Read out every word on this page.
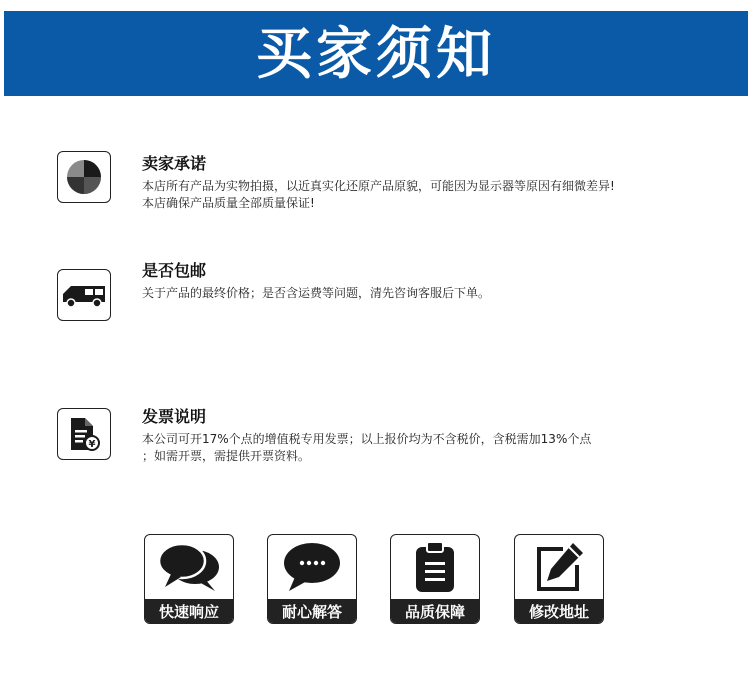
买家须知
卖家承诺
本店所有产品为实物拍摄，以近真实化还原产品原貌，可能因为显示器等原因有细微差异!
本店确保产品质量全部质量保证!
是否包邮
关于产品的最终价格；是否含运费等问题，清先咨询客服后下单。
¥
发票说明
本公司可开17%个点的增值税专用发票；以上报价均为不含税价，含税需加13%个点
；如需开票，需提供开票资料。
快速响应	耐心解答	品质保障	修改地址
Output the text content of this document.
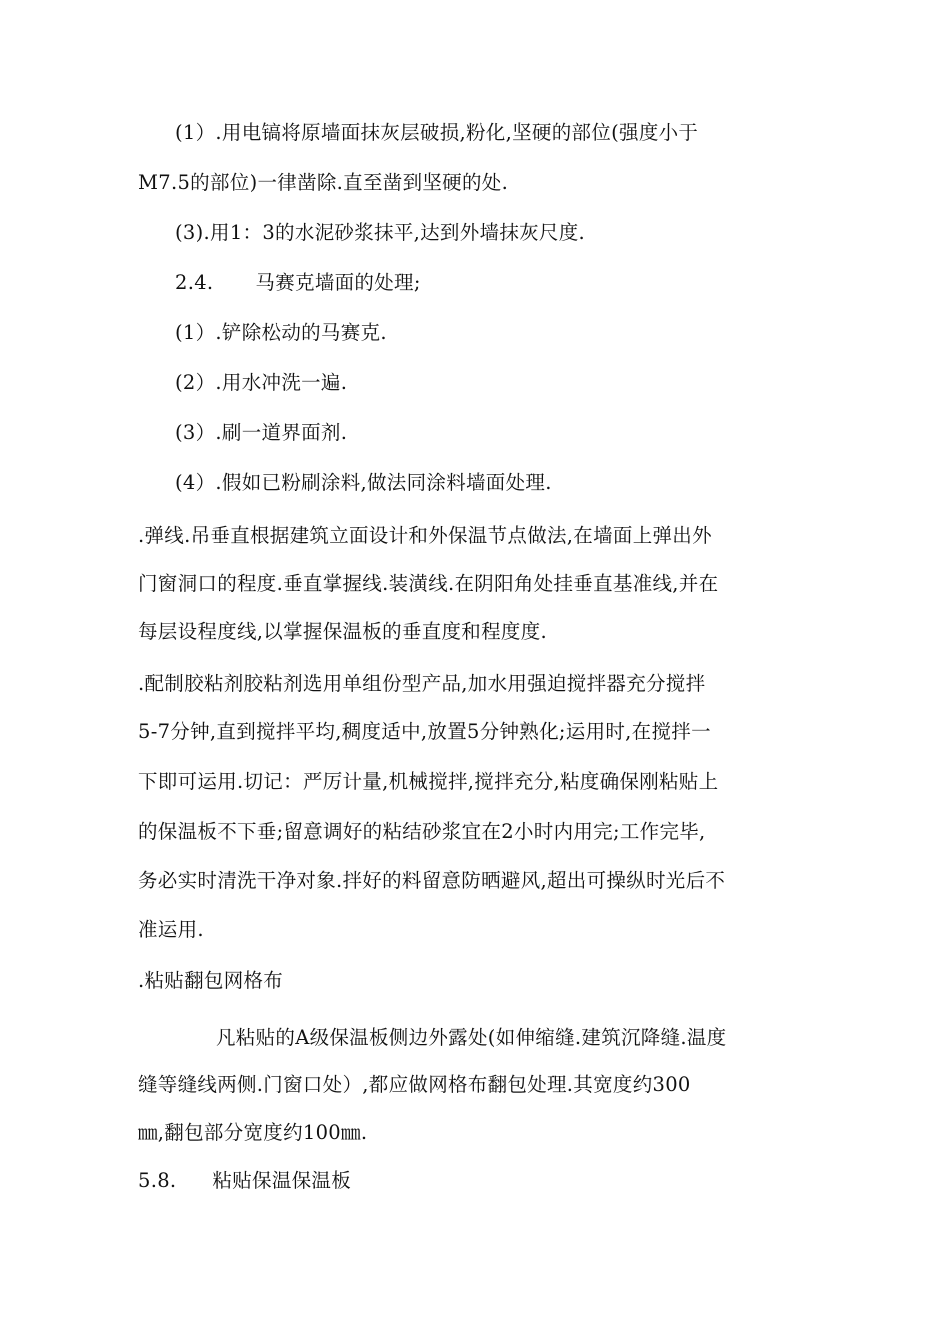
(1）.用电镐将原墙面抹灰层破损,粉化,坚硬的部位(强度小于
M7.5的部位)一律凿除.直至凿到坚硬的处.
(3).用1：3的水泥砂浆抹平,达到外墙抹灰尺度.
2.4. 马赛克墙面的处理;
(1）.铲除松动的马赛克.
(2）.用水冲洗一遍.
(3）.刷一道界面剂.
(4）.假如已粉刷涂料,做法同涂料墙面处理.
.弹线.吊垂直根据建筑立面设计和外保温节点做法,在墙面上弹出外
门窗洞口的程度.垂直掌握线.装潢线.在阴阳角处挂垂直基准线,并在
每层设程度线,以掌握保温板的垂直度和程度度.
.配制胶粘剂胶粘剂选用单组份型产品,加水用强迫搅拌器充分搅拌
5-7分钟,直到搅拌平均,稠度适中,放置5分钟熟化;运用时,在搅拌一
下即可运用.切记：严厉计量,机械搅拌,搅拌充分,粘度确保刚粘贴上
的保温板不下垂;留意调好的粘结砂浆宜在2小时内用完;工作完毕,
务必实时清洗干净对象.拌好的料留意防晒避风,超出可操纵时光后不
准运用.
.粘贴翻包网格布
凡粘贴的A级保温板侧边外露处(如伸缩缝.建筑沉降缝.温度
缝等缝线两侧.门窗口处）,都应做网格布翻包处理.其宽度约300
㎜,翻包部分宽度约100㎜.
5.8. 粘贴保温保温板
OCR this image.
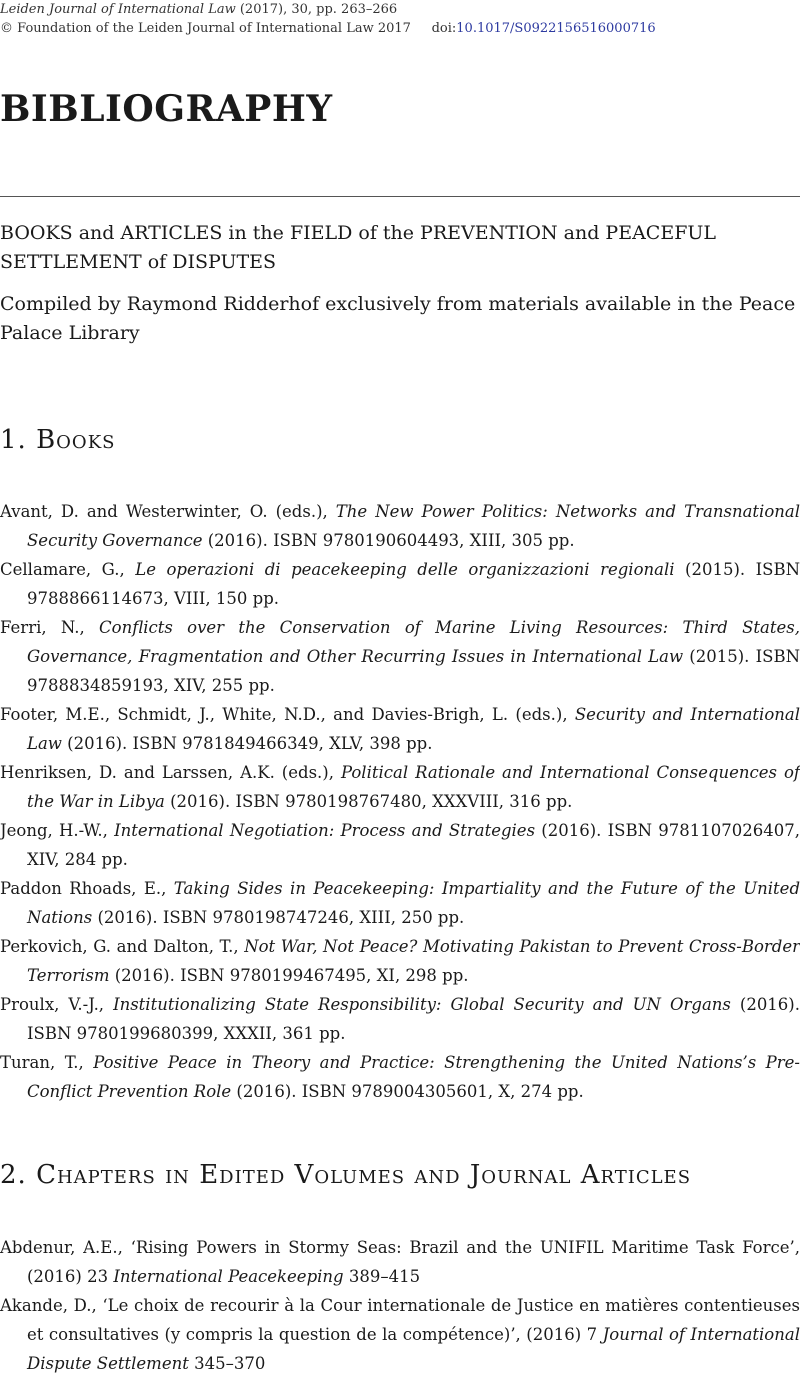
Leiden Journal of International Law (2017), 30, pp. 263–266
© Foundation of the Leiden Journal of International Law 2017 doi:10.1017/S0922156516000716
BIBLIOGRAPHY

BOOKS and ARTICLES in the FIELD of the PREVENTION and PEACEFUL SETTLEMENT of DISPUTES

Compiled by Raymond Ridderhof exclusively from materials available in the Peace Palace Library

1. Books
Avant, D. and Westerwinter, O. (eds.), The New Power Politics: Networks and Transnational Security Governance (2016). ISBN 9780190604493, XIII, 305 pp.
Cellamare, G., Le operazioni di peacekeeping delle organizzazioni regionali (2015). ISBN 9788866114673, VIII, 150 pp.
Ferri, N., Conflicts over the Conservation of Marine Living Resources: Third States, Governance, Fragmentation and Other Recurring Issues in International Law (2015). ISBN 9788834859193, XIV, 255 pp.
Footer, M.E., Schmidt, J., White, N.D., and Davies-Brigh, L. (eds.), Security and International Law (2016). ISBN 9781849466349, XLV, 398 pp.
Henriksen, D. and Larssen, A.K. (eds.), Political Rationale and International Consequences of the War in Libya (2016). ISBN 9780198767480, XXXVIII, 316 pp.
Jeong, H.-W., International Negotiation: Process and Strategies (2016). ISBN 9781107026407, XIV, 284 pp.
Paddon Rhoads, E., Taking Sides in Peacekeeping: Impartiality and the Future of the United Nations (2016). ISBN 9780198747246, XIII, 250 pp.
Perkovich, G. and Dalton, T., Not War, Not Peace? Motivating Pakistan to Prevent Cross-Border Terrorism (2016). ISBN 9780199467495, XI, 298 pp.
Proulx, V.-J., Institutionalizing State Responsibility: Global Security and UN Organs (2016). ISBN 9780199680399, XXXII, 361 pp.
Turan, T., Positive Peace in Theory and Practice: Strengthening the United Nations’s Pre-Conflict Prevention Role (2016). ISBN 9789004305601, X, 274 pp.
2. Chapters in Edited Volumes and Journal Articles
Abdenur, A.E., ‘Rising Powers in Stormy Seas: Brazil and the UNIFIL Maritime Task Force’, (2016) 23 International Peacekeeping 389–415
Akande, D., ‘Le choix de recourir à la Cour internationale de Justice en matières contentieuses et consultatives (y compris la question de la compétence)’, (2016) 7 Journal of International Dispute Settlement 345–370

▸ **WRITTEN REQUEST**: Would you mind returning each entry above word for word, skipping the images?

▸ **EXERCISE RESULT**:
Read out every word on this page.
买家须知
卖家承诺
本店所有产品为实物拍摄，以近真实化还原产品原貌，可能因为显示器等原因有细微差异!
本店确保产品质量全部质量保证!
是否包邮
关于产品的最终价格；是否含运费等问题，清先咨询客服后下单。
¥
发票说明
本公司可开17%个点的增值税专用发票；以上报价均为不含税价，含税需加13%个点
；如需开票，需提供开票资料。
快速响应	耐心解答	品质保障	修改地址
Output the text content of this document.
(1）.用电镐将原墙面抹灰层破损,粉化,坚硬的部位(强度小于
M7.5的部位)一律凿除.直至凿到坚硬的处.
(3).用1：3的水泥砂浆抹平,达到外墙抹灰尺度.
2.4. 马赛克墙面的处理;
(1）.铲除松动的马赛克.
(2）.用水冲洗一遍.
(3）.刷一道界面剂.
(4）.假如已粉刷涂料,做法同涂料墙面处理.
.弹线.吊垂直根据建筑立面设计和外保温节点做法,在墙面上弹出外
门窗洞口的程度.垂直掌握线.装潢线.在阴阳角处挂垂直基准线,并在
每层设程度线,以掌握保温板的垂直度和程度度.
.配制胶粘剂胶粘剂选用单组份型产品,加水用强迫搅拌器充分搅拌
5-7分钟,直到搅拌平均,稠度适中,放置5分钟熟化;运用时,在搅拌一
下即可运用.切记：严厉计量,机械搅拌,搅拌充分,粘度确保刚粘贴上
的保温板不下垂;留意调好的粘结砂浆宜在2小时内用完;工作完毕,
务必实时清洗干净对象.拌好的料留意防晒避风,超出可操纵时光后不
准运用.
.粘贴翻包网格布
凡粘贴的A级保温板侧边外露处(如伸缩缝.建筑沉降缝.温度
缝等缝线两侧.门窗口处）,都应做网格布翻包处理.其宽度约300
㎜,翻包部分宽度约100㎜.
5.8. 粘贴保温保温板
OCR this image.
Leiden Journal of International Law (2017), 30, pp. 263–266
© Foundation of the Leiden Journal of International Law 2017 doi:10.1017/S0922156516000716
BIBLIOGRAPHY

BOOKS and ARTICLES in the FIELD of the PREVENTION and PEACEFUL SETTLEMENT of DISPUTES

Compiled by Raymond Ridderhof exclusively from materials available in the Peace Palace Library

1. Books
Avant, D. and Westerwinter, O. (eds.), The New Power Politics: Networks and Transnational Security Governance (2016). ISBN 9780190604493, XIII, 305 pp.
Cellamare, G., Le operazioni di peacekeeping delle organizzazioni regionali (2015). ISBN 9788866114673, VIII, 150 pp.
Ferri, N., Conflicts over the Conservation of Marine Living Resources: Third States, Governance, Fragmentation and Other Recurring Issues in International Law (2015). ISBN 9788834859193, XIV, 255 pp.
Footer, M.E., Schmidt, J., White, N.D., and Davies-Brigh, L. (eds.), Security and International Law (2016). ISBN 9781849466349, XLV, 398 pp.
Henriksen, D. and Larssen, A.K. (eds.), Political Rationale and International Consequences of the War in Libya (2016). ISBN 9780198767480, XXXVIII, 316 pp.
Jeong, H.-W., International Negotiation: Process and Strategies (2016). ISBN 9781107026407, XIV, 284 pp.
Paddon Rhoads, E., Taking Sides in Peacekeeping: Impartiality and the Future of the United Nations (2016). ISBN 9780198747246, XIII, 250 pp.
Perkovich, G. and Dalton, T., Not War, Not Peace? Motivating Pakistan to Prevent Cross-Border Terrorism (2016). ISBN 9780199467495, XI, 298 pp.
Proulx, V.-J., Institutionalizing State Responsibility: Global Security and UN Organs (2016). ISBN 9780199680399, XXXII, 361 pp.
Turan, T., Positive Peace in Theory and Practice: Strengthening the United Nations’s Pre-Conflict Prevention Role (2016). ISBN 9789004305601, X, 274 pp.
2. Chapters in Edited Volumes and Journal Articles
Abdenur, A.E., ‘Rising Powers in Stormy Seas: Brazil and the UNIFIL Maritime Task Force’, (2016) 23 International Peacekeeping 389–415
Akande, D., ‘Le choix de recourir à la Cour internationale de Justice en matières contentieuses et consultatives (y compris la question de la compétence)’, (2016) 7 Journal of International Dispute Settlement 345–370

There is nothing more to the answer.